* [OBJECTIVE]
Copy every entry exactly.

* [Stored data]
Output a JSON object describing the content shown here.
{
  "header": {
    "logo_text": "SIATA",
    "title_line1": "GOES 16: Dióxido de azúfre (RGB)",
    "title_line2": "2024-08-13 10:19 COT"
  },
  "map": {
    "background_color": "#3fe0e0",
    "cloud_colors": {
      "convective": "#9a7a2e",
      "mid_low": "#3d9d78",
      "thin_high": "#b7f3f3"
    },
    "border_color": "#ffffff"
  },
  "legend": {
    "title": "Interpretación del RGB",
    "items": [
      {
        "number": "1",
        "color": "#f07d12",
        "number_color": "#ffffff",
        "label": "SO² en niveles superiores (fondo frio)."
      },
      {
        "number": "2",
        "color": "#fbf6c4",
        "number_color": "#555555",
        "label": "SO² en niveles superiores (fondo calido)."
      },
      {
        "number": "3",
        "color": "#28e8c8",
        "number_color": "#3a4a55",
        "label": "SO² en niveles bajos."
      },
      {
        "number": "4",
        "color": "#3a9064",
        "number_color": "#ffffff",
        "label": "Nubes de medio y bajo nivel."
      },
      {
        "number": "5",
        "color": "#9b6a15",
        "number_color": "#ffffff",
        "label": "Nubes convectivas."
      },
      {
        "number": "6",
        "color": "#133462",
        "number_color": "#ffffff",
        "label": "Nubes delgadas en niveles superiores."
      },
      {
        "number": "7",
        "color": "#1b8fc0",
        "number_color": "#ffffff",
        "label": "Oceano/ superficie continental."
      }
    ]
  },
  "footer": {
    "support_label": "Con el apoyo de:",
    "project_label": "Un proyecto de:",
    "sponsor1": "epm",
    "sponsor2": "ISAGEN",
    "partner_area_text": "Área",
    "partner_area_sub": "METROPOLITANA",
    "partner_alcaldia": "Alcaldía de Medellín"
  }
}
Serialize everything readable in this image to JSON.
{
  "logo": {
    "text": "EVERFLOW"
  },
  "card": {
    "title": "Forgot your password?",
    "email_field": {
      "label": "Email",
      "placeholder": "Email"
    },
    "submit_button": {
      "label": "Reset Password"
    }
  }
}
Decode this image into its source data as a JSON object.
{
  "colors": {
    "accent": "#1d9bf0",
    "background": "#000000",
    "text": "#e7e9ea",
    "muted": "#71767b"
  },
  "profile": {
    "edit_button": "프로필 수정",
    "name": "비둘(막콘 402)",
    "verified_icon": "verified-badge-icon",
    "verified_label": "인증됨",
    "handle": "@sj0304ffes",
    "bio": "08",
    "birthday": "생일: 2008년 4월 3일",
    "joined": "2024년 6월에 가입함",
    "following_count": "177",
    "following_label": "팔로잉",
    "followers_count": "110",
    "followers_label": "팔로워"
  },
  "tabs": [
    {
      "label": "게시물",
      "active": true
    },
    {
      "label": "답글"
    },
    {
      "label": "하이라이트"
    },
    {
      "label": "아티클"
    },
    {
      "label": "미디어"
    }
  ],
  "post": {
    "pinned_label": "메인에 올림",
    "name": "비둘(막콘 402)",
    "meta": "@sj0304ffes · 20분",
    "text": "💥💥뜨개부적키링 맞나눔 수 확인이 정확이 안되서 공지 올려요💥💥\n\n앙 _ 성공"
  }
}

* [EXERCISE SOLUTION]
Output a JSON object describing the content shown here.
{
  "header": {
    "logo_text": "SIATA",
    "title_line1": "GOES 16: Dióxido de azúfre (RGB)",
    "title_line2": "2024-08-13 10:19 COT"
  },
  "map": {
    "background_color": "#3fe0e0",
    "cloud_colors": {
      "convective": "#9a7a2e",
      "mid_low": "#3d9d78",
      "thin_high": "#b7f3f3"
    },
    "border_color": "#ffffff"
  },
  "legend": {
    "title": "Interpretación del RGB",
    "items": [
      {
        "number": "1",
        "color": "#f07d12",
        "number_color": "#ffffff",
        "label": "SO² en niveles superiores (fondo frio)."
      },
      {
        "number": "2",
        "color": "#fbf6c4",
        "number_color": "#555555",
        "label": "SO² en niveles superiores (fondo calido)."
      },
      {
        "number": "3",
        "color": "#28e8c8",
        "number_color": "#3a4a55",
        "label": "SO² en niveles bajos."
      },
      {
        "number": "4",
        "color": "#3a9064",
        "number_color": "#ffffff",
        "label": "Nubes de medio y bajo nivel."
      },
      {
        "number": "5",
        "color": "#9b6a15",
        "number_color": "#ffffff",
        "label": "Nubes convectivas."
      },
      {
        "number": "6",
        "color": "#133462",
        "number_color": "#ffffff",
        "label": "Nubes delgadas en niveles superiores."
      },
      {
        "number": "7",
        "color": "#1b8fc0",
        "number_color": "#ffffff",
        "label": "Oceano/ superficie continental."
      }
    ]
  },
  "footer": {
    "support_label": "Con el apoyo de:",
    "project_label": "Un proyecto de:",
    "sponsor1": "epm",
    "sponsor2": "ISAGEN",
    "partner_area_text": "Área",
    "partner_area_sub": "METROPOLITANA",
    "partner_alcaldia": "Alcaldía de Medellín"
  }
}
Serialize everything readable in this image to JSON.
{
  "logo": {
    "text": "EVERFLOW"
  },
  "card": {
    "title": "Forgot your password?",
    "email_field": {
      "label": "Email",
      "placeholder": "Email"
    },
    "submit_button": {
      "label": "Reset Password"
    }
  }
}
Decode this image into its source data as a JSON object.
{
  "colors": {
    "accent": "#1d9bf0",
    "background": "#000000",
    "text": "#e7e9ea",
    "muted": "#71767b"
  },
  "profile": {
    "edit_button": "프로필 수정",
    "name": "비둘(막콘 402)",
    "verified_icon": "verified-badge-icon",
    "verified_label": "인증됨",
    "handle": "@sj0304ffes",
    "bio": "08",
    "birthday": "생일: 2008년 4월 3일",
    "joined": "2024년 6월에 가입함",
    "following_count": "177",
    "following_label": "팔로잉",
    "followers_count": "110",
    "followers_label": "팔로워"
  },
  "tabs": [
    {
      "label": "게시물",
      "active": true
    },
    {
      "label": "답글"
    },
    {
      "label": "하이라이트"
    },
    {
      "label": "아티클"
    },
    {
      "label": "미디어"
    }
  ],
  "post": {
    "pinned_label": "메인에 올림",
    "name": "비둘(막콘 402)",
    "meta": "@sj0304ffes · 20분",
    "text": "💥💥뜨개부적키링 맞나눔 수 확인이 정확이 안되서 공지 올려요💥💥\n\n앙 _ 성공"
  }
}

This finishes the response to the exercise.